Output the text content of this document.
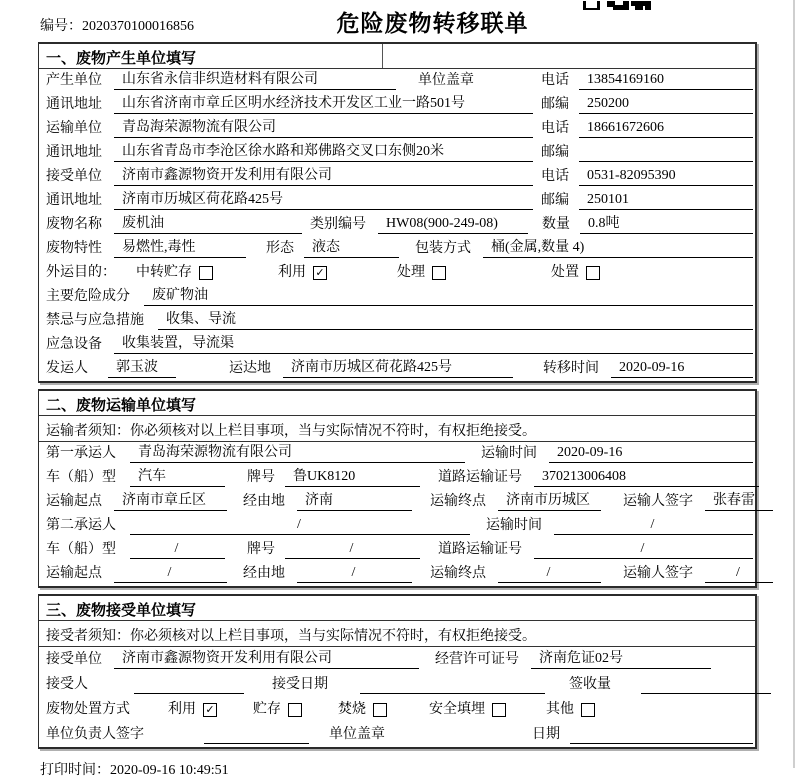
编号：2020370100016856	危险废物转移联单
一、废物产生单位填写
产生单位	山东省永信非织造材料有限公司	单位盖章	电话	13854169160
通讯地址	山东省济南市章丘区明水经济技术开发区工业一路501号	邮编	250200
运输单位	青岛海荣源物流有限公司	电话	18661672606
通讯地址	山东省青岛市李沧区徐水路和郑佛路交叉口东侧20米	邮编
接受单位	济南市鑫源物资开发利用有限公司	电话	0531-82095390
通讯地址	济南市历城区荷花路425号	邮编	250101
废物名称	废机油	类别编号	HW08(900-249-08)	数量	0.8吨
废物特性	易燃性,毒性	形态	液态	包装方式	桶(金属,数量 4)
外运目的： 中转贮存	利用 ✓	处理	处置
主要危险成分	废矿物油
禁忌与应急措施	收集、导流
应急设备	收集装置，导流渠
发运人	郭玉波	运达地	济南市历城区荷花路425号	转移时间	2020-09-16
二、废物运输单位填写
运输者须知：你必须核对以上栏目事项，当与实际情况不符时，有权拒绝接受。
第一承运人	青岛海荣源物流有限公司	运输时间	2020-09-16
车（船）型	汽车	牌号	鲁UK8120	道路运输证号	370213006408
运输起点	济南市章丘区	经由地	济南	运输终点	济南市历城区	运输人签字	张春雷
第二承运人	/	运输时间	/
车（船）型	/	牌号	/	道路运输证号	/
运输起点	/	经由地	/	运输终点	/	运输人签字	/
三、废物接受单位填写
接受者须知：你必须核对以上栏目事项，当与实际情况不符时，有权拒绝接受。
接受单位	济南市鑫源物资开发利用有限公司	经营许可证号	济南危证02号
接受人	接受日期	签收量
废物处置方式	利用 ✓	贮存	焚烧	安全填埋	其他
单位负责人签字	单位盖章	日期
打印时间：2020-09-16 10:49:51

____

Where a line of the entries contains the word "单位盖章", copy that line.

● **Solution for this problem**
产生单位	山东省永信非织造材料有限公司	单位盖章	电话	13854169160
单位负责人签字	单位盖章	日期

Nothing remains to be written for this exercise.